--- BEGIN Exercise material ---

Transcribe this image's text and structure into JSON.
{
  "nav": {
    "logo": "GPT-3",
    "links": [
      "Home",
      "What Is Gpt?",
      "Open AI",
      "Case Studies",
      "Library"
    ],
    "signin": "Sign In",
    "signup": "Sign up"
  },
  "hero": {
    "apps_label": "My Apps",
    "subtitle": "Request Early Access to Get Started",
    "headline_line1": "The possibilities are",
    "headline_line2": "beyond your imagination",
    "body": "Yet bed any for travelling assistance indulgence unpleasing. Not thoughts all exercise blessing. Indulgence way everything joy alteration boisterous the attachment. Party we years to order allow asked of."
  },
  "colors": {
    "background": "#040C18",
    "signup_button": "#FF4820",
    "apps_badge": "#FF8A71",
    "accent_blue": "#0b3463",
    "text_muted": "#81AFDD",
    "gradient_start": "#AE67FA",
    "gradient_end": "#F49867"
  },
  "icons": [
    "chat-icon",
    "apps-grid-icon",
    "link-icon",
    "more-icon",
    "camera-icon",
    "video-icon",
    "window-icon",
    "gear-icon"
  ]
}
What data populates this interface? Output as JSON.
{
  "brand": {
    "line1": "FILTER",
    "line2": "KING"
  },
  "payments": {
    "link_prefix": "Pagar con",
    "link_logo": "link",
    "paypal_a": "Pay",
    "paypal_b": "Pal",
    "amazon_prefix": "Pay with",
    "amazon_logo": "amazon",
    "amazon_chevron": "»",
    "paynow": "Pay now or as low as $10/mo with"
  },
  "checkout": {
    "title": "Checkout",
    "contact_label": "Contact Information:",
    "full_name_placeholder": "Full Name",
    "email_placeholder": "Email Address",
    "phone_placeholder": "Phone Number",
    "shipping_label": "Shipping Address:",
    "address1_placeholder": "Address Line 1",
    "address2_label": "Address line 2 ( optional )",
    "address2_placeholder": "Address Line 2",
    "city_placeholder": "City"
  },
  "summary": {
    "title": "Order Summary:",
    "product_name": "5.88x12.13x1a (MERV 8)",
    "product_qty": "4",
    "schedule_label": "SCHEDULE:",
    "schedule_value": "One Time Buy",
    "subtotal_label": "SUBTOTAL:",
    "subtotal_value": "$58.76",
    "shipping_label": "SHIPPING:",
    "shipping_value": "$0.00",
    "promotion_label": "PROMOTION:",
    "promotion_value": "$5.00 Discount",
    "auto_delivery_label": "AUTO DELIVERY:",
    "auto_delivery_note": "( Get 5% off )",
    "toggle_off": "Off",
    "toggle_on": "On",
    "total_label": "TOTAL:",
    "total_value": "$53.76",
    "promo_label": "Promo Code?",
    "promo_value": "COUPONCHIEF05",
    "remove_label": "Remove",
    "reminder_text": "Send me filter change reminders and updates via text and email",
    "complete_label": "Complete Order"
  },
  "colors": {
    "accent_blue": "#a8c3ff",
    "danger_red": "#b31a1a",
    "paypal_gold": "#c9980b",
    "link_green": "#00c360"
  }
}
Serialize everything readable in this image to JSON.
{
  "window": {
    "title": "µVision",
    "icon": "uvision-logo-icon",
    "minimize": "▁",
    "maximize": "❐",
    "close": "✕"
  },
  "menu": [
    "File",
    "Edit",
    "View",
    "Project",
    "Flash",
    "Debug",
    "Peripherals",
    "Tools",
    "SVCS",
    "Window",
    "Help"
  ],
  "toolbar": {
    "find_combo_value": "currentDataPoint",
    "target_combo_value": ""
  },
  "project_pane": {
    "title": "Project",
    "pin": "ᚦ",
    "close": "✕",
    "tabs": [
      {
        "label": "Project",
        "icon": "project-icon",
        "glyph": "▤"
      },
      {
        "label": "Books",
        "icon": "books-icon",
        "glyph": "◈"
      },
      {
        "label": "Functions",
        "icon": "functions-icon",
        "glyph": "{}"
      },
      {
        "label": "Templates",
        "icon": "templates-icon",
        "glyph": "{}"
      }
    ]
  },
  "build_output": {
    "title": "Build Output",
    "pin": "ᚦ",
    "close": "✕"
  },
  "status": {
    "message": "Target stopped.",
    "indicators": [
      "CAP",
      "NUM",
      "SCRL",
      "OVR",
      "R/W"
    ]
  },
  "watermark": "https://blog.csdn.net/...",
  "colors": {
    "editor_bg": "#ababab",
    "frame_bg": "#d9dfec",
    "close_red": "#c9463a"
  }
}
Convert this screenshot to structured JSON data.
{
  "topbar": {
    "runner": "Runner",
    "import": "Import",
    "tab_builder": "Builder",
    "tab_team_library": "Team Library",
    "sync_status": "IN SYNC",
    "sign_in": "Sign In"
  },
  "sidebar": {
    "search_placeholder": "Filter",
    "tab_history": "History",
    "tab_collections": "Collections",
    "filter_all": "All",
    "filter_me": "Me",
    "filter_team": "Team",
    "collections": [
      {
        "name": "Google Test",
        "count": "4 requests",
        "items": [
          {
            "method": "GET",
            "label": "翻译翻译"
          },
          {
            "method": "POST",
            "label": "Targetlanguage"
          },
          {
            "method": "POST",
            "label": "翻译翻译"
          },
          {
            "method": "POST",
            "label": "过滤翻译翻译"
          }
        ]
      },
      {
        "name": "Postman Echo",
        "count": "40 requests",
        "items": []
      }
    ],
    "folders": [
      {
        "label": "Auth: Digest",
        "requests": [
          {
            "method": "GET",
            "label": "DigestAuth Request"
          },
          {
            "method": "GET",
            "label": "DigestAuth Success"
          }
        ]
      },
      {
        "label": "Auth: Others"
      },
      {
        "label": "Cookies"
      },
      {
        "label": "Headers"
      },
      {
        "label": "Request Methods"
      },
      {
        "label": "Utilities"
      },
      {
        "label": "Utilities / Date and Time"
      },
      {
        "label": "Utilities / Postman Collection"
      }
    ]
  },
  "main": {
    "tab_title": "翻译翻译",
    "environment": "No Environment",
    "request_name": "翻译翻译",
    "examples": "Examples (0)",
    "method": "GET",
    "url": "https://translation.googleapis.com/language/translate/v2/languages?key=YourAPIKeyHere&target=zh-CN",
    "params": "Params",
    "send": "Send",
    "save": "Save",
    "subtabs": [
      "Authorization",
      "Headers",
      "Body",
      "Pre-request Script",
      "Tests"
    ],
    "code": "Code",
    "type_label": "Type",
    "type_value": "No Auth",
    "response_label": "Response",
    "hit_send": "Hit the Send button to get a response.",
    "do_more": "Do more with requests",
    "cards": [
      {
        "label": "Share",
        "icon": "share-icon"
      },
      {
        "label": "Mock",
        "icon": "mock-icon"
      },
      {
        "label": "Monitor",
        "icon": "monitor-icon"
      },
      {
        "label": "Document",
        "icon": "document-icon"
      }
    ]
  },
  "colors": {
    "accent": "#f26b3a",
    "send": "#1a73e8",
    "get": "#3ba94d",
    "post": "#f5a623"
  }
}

--- END Exercise material ---

### [Exercise goal]
From the material given, work out how many lines hold the string "Address"; state that number and nothing further.

### [Exercise response]
5